[BEGIN DATASET EXTRACT]

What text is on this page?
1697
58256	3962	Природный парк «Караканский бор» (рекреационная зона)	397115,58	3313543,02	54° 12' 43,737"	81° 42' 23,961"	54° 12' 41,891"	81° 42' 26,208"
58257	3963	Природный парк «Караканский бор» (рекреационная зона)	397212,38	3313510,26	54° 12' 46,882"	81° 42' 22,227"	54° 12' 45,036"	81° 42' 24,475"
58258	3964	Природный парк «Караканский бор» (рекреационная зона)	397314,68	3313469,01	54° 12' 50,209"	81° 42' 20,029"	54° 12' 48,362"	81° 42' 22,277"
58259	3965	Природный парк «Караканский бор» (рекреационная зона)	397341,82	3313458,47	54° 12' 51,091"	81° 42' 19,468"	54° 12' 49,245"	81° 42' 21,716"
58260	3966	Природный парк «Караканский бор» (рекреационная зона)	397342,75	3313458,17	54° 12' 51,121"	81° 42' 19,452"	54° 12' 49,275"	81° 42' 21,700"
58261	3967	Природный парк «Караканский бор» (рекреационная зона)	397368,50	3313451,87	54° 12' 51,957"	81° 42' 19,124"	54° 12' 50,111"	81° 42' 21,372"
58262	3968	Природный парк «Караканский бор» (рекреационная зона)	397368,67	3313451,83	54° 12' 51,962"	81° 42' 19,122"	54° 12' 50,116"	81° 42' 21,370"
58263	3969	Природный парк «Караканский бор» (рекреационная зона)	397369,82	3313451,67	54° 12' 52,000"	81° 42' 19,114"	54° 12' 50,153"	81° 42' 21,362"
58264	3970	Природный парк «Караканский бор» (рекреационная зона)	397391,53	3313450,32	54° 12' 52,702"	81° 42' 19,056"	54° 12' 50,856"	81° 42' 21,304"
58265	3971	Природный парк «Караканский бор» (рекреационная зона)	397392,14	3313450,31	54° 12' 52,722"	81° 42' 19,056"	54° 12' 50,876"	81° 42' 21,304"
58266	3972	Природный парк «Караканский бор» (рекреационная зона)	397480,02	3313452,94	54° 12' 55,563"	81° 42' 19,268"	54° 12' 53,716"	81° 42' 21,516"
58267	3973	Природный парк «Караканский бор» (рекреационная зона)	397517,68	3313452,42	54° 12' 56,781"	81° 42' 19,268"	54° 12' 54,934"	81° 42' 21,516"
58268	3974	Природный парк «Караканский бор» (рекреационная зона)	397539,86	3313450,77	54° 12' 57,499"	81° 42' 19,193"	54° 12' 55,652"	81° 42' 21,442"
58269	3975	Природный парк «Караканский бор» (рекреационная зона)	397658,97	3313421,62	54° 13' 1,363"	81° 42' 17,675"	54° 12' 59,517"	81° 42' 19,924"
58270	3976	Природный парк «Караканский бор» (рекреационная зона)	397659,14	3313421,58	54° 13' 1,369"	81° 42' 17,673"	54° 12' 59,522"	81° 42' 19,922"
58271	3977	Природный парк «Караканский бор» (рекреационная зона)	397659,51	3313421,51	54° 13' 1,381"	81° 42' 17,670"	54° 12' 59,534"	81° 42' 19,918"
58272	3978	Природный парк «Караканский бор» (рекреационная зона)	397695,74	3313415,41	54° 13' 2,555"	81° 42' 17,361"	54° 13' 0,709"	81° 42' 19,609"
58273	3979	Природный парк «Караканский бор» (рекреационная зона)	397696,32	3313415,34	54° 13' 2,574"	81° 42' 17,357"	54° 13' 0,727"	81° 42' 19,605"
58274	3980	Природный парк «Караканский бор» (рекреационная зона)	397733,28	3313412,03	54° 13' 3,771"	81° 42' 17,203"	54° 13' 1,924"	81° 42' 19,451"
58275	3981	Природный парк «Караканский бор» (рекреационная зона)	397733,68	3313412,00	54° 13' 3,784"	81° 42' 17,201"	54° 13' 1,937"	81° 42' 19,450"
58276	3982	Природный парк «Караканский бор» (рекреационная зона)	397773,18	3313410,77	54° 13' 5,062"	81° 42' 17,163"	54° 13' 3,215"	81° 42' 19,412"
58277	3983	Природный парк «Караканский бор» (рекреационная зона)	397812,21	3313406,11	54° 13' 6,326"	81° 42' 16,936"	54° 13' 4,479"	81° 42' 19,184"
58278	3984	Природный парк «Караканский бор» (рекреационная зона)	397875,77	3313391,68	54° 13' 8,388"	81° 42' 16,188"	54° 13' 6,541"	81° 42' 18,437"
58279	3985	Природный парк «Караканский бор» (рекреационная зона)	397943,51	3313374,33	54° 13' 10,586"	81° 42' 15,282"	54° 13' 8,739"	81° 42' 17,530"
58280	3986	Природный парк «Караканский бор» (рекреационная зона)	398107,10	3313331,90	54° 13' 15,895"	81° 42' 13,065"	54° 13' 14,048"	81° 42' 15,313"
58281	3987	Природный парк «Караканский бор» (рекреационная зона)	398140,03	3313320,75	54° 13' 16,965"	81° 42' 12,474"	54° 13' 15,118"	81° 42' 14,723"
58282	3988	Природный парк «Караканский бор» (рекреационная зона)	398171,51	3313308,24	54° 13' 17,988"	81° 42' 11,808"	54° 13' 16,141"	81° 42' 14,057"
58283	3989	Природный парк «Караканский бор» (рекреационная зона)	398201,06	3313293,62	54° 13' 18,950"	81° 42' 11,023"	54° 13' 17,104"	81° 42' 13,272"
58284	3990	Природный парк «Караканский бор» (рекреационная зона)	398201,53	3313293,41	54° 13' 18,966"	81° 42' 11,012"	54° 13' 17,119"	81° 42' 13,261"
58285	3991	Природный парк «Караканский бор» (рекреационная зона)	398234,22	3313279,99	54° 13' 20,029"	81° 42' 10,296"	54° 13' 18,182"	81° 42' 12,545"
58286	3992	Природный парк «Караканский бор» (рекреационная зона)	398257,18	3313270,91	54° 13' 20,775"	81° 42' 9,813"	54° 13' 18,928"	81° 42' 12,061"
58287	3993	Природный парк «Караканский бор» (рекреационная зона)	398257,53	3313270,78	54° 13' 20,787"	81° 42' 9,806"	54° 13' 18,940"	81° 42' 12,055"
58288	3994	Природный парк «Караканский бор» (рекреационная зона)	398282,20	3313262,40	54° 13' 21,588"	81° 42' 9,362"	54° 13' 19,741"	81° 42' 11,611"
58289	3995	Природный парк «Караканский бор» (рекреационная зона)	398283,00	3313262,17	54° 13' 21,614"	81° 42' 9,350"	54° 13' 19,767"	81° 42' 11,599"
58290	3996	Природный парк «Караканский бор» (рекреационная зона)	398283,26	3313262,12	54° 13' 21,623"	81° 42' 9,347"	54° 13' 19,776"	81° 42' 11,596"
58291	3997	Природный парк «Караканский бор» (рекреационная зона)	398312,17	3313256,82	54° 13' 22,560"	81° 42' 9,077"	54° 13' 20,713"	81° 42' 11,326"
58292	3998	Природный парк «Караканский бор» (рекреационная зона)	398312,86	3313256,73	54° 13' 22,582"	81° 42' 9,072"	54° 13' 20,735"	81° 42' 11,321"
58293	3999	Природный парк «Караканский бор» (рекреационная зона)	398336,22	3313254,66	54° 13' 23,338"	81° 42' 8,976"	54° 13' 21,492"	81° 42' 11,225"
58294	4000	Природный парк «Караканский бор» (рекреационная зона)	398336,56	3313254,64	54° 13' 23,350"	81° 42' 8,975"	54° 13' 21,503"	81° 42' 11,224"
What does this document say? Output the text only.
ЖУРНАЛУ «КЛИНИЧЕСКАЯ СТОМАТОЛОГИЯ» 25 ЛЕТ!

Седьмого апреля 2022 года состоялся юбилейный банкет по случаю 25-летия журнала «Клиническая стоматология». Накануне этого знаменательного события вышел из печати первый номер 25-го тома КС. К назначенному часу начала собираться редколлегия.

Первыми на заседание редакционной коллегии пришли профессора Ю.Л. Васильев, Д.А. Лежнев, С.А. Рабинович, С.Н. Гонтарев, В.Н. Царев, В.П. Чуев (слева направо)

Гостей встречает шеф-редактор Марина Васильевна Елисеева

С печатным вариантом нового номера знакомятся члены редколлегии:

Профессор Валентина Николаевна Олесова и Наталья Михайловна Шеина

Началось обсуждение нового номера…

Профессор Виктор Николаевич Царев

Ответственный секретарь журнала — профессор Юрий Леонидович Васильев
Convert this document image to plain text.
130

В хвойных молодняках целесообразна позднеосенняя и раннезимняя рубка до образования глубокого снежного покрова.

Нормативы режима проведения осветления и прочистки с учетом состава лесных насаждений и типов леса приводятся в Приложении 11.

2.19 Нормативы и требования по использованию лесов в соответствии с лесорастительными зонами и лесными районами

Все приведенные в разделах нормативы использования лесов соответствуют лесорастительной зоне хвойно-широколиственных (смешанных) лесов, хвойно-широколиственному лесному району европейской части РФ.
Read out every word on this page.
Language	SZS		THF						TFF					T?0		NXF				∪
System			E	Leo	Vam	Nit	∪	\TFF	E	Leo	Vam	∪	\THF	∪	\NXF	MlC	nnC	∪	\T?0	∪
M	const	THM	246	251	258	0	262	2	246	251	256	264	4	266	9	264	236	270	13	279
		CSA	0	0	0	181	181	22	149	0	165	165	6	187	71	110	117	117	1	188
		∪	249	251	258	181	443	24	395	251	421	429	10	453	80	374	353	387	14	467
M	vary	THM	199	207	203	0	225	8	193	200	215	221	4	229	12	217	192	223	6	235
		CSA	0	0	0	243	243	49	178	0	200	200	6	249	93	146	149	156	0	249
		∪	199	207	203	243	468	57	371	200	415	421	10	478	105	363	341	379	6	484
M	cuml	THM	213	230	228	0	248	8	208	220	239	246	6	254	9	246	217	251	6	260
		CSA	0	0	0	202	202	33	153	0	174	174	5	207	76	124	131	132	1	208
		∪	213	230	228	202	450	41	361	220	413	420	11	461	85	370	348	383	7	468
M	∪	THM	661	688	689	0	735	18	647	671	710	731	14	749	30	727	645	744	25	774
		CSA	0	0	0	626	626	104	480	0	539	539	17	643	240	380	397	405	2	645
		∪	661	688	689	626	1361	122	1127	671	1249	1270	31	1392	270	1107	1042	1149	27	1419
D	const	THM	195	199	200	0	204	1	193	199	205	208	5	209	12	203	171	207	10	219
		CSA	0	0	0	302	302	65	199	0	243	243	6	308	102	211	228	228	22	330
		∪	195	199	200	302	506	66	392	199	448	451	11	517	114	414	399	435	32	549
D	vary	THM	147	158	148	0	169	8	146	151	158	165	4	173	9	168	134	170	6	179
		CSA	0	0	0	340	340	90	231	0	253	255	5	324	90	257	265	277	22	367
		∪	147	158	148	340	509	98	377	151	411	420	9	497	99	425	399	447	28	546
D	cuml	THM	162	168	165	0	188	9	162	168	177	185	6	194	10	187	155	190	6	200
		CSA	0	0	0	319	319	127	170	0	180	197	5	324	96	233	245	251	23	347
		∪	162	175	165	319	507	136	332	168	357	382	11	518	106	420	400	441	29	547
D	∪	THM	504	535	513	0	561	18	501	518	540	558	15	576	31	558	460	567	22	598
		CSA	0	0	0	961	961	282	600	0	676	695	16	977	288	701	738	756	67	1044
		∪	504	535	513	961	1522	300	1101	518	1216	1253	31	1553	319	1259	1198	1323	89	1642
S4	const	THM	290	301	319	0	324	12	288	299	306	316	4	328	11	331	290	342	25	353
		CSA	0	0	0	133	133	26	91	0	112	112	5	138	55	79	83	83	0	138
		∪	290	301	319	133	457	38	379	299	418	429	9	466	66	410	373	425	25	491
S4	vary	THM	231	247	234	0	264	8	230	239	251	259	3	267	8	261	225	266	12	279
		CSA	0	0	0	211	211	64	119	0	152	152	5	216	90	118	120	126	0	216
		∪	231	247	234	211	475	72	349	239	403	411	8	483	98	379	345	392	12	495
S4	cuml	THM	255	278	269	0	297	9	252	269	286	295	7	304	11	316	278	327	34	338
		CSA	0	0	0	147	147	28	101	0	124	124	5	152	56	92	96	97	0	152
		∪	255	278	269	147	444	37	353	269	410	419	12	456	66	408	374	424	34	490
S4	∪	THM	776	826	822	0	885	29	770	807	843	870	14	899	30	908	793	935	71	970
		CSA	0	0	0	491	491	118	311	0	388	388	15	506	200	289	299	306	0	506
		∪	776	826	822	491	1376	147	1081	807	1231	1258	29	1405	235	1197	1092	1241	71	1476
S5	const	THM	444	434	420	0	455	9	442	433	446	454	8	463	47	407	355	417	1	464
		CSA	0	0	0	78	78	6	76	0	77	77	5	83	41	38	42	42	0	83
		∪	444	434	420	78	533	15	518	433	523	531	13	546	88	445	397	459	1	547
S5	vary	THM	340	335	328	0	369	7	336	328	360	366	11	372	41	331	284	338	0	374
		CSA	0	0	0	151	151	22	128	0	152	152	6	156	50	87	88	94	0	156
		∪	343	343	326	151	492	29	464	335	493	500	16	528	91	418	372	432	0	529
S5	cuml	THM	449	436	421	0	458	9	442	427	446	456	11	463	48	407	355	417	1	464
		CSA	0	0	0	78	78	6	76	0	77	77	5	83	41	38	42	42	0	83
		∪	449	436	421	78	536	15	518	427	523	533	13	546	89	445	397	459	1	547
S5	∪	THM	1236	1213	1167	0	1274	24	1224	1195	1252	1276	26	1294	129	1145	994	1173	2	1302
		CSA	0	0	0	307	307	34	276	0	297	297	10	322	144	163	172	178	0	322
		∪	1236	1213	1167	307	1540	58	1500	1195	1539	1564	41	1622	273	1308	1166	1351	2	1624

[END DATASET EXTRACT]

# DIRECTION
State how many lines of the listing include the word "text". Reply with the number alone.

# PROBLEM SOLUTION
3